__Document__.
## START
My dad would take me golfing with him every now and then, complimenting me on my “natural swing.” (It turns out, my swing is a happy accident, benefitting from my spinal curve from scoliosis, but it was dear that he only saw the swing). He was not a verbose man, not one to have deep talks or shower one with praise. But while golfing, the whole afternoon would be filled with gentle encouragements: “That’s the right idea,” “Nice and easy, like sweeping the porch,” “Eyes on the ball, head down,” “Bend those knees, like you’re sitting on a bar stool,” (could there be a more Irish coaching tip?) ... and the inevitable, “That’s enough, pick up and let’s go to the next hole” and “Don’t keep track of your score, it will break your spirit.”

I don’t think Jack even knew his handicap (nor I mine because the whole process feels like an SAT math problem). He consistently golfed 100, which is respectable. Plain old crappy golf takes a long time and to become a good golfer with a low handicap takes a lot of practice = a very, very long time. Golf was low on Jack’s priority list, way, way behind his Big Three: Faith, Family, Work. (I am often suspect of someone with a low handicap, honestly. I mean ... Come on, aren’t you needed somewhere more important than the fairway seven days a week, sir?)

Several years ago, in an effort to better my own golf game, I was convinced to join a women’s league. With my dad’s compliments from childhood ringing in my ears, I went into this league experience feeling rather confident, wearing my snazzy new golf skort and sparkling fresh shoes. “Oh, yes, I’ve been golfing my whole life,” I told the ladies. But what I didn’t realize is that when you’re playing with serious golfers, those who actually keep score – like really keep score (whiffs, flubs and all) – well, my golf score climbed up there. It turns out I am not a good golfer at all.

During one round early on, I was paired with a crabby old bitty of a woman who seemed hell bent on, I don’t know, making me cry? The entire round, she reprimanded me for chatting, for casting my shadow in her lie, (so I guess shadow puppets are a no-no, too?), for taking too long to find my godforsaken ball – so much so that she made me tee it off again. Sure, those are the “actual rules,” but clearly, she was not worried about “breaking my spirit.” She scowled and trudged through her round as if this “game” was a crappy job and I was the new hire, ripe for hazing. The entire round I had that woman on my shoulder like a vulture, sneering at me. The more I worried about her, about my shitty whiffs and flubs, the worse I got. That death march continued for an eternity with me hacking and whacking away, like an old timey prisoner breaking stones, until my arms finally gave out. Yes, that mean ole fuddy duddy did make me cry. She probably went home to her hairless cat, feeling satisfied that she broke another golfer wannabe.
## END
__Data section__.
## START
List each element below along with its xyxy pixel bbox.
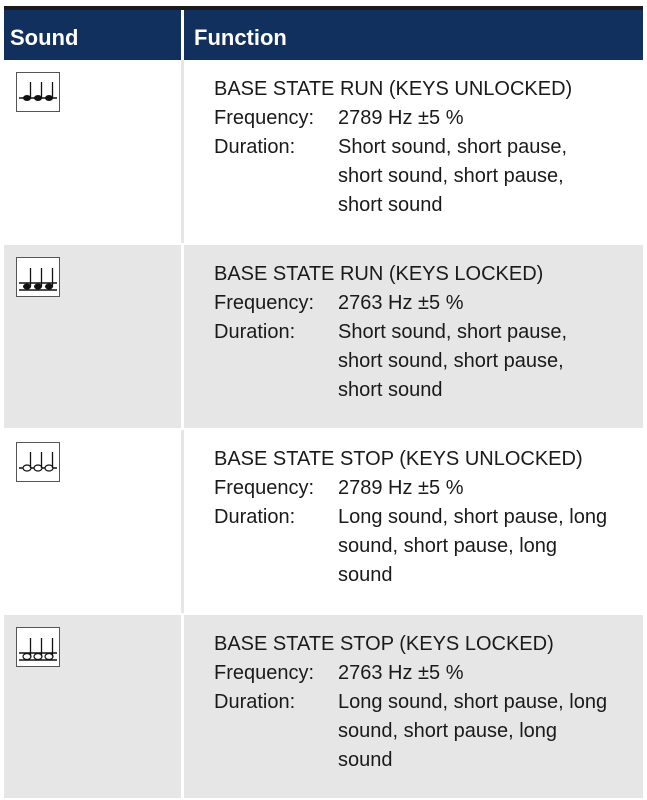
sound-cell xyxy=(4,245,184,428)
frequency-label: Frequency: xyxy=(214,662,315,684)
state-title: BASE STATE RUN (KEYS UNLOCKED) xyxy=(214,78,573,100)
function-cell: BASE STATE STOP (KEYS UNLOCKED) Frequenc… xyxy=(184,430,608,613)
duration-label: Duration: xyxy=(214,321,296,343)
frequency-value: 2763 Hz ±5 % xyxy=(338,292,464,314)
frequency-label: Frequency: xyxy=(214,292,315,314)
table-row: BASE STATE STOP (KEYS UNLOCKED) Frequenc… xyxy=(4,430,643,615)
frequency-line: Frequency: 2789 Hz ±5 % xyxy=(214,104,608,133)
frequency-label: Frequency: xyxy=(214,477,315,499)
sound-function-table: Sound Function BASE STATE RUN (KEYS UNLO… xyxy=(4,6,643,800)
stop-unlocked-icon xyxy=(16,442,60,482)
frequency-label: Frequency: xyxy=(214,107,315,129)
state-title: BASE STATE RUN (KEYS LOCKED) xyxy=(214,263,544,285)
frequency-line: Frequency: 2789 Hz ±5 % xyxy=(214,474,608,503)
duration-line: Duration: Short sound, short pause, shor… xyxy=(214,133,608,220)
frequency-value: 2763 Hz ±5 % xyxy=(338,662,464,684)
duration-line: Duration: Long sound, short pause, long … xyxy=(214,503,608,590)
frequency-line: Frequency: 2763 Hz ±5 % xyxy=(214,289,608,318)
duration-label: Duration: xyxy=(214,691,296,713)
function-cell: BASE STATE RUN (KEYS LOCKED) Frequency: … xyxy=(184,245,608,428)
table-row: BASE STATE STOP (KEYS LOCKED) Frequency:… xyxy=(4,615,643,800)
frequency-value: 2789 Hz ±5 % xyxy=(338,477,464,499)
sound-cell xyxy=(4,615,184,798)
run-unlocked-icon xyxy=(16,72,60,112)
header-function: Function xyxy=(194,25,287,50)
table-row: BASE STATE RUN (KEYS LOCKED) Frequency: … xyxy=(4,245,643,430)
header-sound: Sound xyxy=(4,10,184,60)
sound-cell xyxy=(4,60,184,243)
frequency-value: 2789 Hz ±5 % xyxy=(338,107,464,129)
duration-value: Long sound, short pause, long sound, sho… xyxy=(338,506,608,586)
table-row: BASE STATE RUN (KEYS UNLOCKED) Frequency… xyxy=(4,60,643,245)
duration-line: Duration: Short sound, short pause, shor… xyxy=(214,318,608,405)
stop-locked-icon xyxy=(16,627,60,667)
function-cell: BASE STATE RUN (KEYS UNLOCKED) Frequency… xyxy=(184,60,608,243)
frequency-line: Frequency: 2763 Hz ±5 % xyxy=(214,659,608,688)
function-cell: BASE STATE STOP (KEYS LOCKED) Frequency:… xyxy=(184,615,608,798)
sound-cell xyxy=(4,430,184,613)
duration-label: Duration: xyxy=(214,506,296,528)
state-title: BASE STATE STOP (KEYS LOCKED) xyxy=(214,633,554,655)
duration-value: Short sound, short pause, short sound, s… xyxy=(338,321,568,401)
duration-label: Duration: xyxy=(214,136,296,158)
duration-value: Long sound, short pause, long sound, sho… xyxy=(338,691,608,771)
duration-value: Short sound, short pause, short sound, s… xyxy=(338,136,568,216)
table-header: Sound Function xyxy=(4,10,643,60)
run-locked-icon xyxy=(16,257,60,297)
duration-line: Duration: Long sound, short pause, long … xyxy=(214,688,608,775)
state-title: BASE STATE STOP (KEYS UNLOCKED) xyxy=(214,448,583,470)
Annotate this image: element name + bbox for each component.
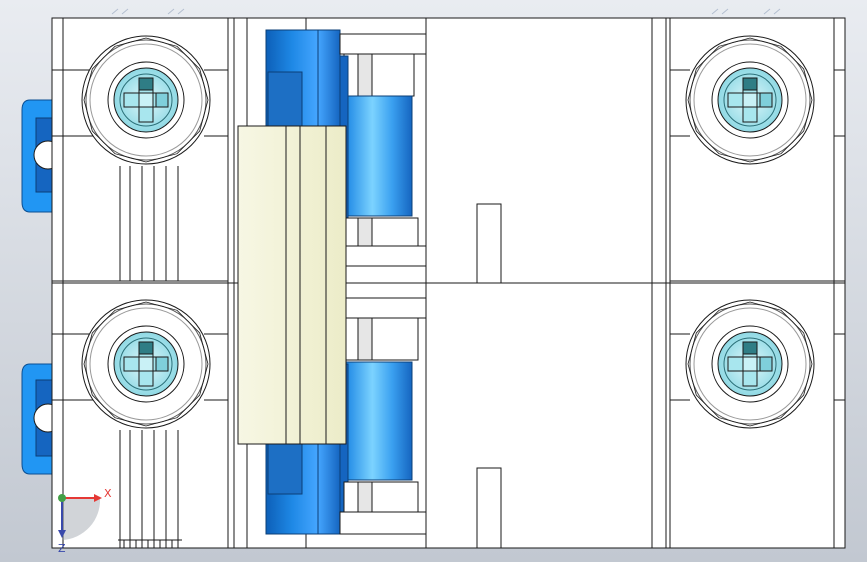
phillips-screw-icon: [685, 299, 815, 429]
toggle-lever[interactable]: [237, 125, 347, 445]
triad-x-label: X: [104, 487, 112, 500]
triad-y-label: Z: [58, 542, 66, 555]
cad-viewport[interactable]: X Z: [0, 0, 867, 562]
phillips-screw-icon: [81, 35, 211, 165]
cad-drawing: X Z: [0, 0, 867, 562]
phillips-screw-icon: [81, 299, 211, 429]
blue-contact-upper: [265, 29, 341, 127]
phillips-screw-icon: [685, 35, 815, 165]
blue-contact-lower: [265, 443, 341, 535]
## END
__Aim of the exercise__. Continue the essay about golfing with Jack from its last sentence.

__Response to this task__.
And so, since then, I’ve retreated to golfing mostly with family and a few close friends. When the stakes are low, golfing makes me feel like I’m with my dad, now that he’s gone nearly twenty-five years. It makes me appreciate nature, being outside, just like he did. I love the soft glimmer of the grass in the early morning as I M-F my drive, sending it soaring into another hole’s fairway, n’er to be seen again. I love the long, quiet shadows of late afternoon golf as a hush falls over the green while I putt ... and putt ... and putt again, urging the ball into the hole with a limbo-like dance that only sometimes works. I enjoy taking a close look at the trees surrounding the fairway ... because I spend a lot of time in their dappled shade, bouncing my ball off their strong, stoic trunks or trying to chip my way back to where I’m supposed to be.

I will occasionally golf with my husband, who came to the game only about twenty years ago and now is Sir Golf A Lot. For someone who eschews “the rules” in life in general, he is a strict rule follower in golf, which is a buzz kill, honestly. He does not appreciate my antics on the golf course. No fart noises on the backswing? What’s fun about that?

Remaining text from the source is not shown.